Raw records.
──────────────────────────────

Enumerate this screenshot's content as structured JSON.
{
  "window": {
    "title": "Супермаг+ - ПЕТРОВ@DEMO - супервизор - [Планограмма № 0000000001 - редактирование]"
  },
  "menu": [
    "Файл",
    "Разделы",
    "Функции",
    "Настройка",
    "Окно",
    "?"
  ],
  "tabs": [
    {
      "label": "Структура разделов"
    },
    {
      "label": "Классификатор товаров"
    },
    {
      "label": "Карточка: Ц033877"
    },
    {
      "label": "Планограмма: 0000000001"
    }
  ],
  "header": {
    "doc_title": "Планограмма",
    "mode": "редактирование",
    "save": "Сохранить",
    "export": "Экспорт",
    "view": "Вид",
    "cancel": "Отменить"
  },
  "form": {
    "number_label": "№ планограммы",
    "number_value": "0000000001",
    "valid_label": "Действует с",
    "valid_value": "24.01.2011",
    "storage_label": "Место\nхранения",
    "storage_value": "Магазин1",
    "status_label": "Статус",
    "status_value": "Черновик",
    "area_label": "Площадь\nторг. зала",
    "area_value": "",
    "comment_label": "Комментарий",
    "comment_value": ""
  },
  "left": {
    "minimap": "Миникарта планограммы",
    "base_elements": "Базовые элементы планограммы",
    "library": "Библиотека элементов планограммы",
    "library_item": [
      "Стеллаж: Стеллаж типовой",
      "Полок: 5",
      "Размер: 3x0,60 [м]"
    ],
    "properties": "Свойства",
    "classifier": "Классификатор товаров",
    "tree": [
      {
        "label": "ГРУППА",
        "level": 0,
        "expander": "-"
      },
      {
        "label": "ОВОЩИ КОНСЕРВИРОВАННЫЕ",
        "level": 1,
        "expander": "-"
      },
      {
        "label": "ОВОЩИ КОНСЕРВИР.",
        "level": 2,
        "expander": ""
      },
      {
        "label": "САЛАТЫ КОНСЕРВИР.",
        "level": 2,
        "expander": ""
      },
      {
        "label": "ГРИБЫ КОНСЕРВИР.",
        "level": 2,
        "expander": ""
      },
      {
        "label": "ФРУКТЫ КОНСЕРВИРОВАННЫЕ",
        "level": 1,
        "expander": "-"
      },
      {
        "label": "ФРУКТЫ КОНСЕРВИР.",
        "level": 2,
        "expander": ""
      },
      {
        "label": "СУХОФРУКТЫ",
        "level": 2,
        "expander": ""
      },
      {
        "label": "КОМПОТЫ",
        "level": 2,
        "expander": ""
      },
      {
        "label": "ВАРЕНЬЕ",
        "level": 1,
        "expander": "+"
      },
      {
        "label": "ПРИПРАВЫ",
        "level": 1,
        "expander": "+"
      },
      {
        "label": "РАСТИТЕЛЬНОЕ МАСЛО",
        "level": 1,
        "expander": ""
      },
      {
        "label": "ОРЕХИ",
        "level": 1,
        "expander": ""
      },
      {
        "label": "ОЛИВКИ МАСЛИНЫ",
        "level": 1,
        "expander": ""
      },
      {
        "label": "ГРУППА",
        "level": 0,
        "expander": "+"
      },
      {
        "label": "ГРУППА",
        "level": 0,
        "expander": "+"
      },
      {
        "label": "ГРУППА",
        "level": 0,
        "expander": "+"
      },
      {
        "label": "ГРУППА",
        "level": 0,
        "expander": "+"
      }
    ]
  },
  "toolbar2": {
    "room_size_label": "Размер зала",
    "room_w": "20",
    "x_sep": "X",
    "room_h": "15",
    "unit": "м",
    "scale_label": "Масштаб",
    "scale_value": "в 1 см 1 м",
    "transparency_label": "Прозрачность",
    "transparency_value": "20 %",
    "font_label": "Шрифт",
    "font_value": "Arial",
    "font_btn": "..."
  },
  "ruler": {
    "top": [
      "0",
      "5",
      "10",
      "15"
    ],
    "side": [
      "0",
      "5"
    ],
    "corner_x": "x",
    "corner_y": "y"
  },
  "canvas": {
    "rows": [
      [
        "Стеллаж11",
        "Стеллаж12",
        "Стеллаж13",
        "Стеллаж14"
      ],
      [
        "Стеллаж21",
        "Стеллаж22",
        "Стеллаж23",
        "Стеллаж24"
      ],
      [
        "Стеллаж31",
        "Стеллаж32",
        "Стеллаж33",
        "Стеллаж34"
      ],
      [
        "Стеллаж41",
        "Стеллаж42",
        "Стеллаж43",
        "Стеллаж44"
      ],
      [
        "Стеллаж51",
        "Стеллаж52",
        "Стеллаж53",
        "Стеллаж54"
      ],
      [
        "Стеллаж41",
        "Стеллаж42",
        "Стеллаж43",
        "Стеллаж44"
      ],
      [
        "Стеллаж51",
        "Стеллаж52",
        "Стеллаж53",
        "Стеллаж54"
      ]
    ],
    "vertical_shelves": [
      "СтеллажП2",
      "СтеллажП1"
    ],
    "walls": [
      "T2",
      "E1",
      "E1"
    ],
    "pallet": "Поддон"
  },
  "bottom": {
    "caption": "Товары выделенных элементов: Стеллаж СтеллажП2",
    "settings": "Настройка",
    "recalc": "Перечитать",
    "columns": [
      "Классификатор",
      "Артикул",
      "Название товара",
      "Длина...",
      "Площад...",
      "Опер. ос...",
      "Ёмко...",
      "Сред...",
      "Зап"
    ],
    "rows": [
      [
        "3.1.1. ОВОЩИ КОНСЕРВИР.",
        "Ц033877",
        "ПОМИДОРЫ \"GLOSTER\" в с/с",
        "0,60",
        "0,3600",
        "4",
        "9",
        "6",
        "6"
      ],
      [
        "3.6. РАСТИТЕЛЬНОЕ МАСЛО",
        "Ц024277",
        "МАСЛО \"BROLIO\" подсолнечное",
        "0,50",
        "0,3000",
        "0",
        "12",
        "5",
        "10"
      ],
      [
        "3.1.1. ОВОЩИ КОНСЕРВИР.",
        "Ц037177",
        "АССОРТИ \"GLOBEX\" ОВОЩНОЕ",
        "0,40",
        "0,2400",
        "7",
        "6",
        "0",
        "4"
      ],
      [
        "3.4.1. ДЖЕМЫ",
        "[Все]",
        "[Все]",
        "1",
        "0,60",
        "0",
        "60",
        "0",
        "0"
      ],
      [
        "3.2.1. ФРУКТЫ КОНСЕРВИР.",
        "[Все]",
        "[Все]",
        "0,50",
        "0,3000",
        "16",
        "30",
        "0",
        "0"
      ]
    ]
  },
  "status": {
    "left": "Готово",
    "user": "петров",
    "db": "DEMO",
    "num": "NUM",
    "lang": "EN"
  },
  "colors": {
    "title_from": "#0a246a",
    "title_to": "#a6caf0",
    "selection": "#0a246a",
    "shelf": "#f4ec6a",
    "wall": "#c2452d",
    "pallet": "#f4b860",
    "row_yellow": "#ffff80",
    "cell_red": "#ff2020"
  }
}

──────────────────────────────

THE REQUEST. Count all lines of the data that include "Классификатор". The answer is the number alone.

EXERCISE SOLUTION. 3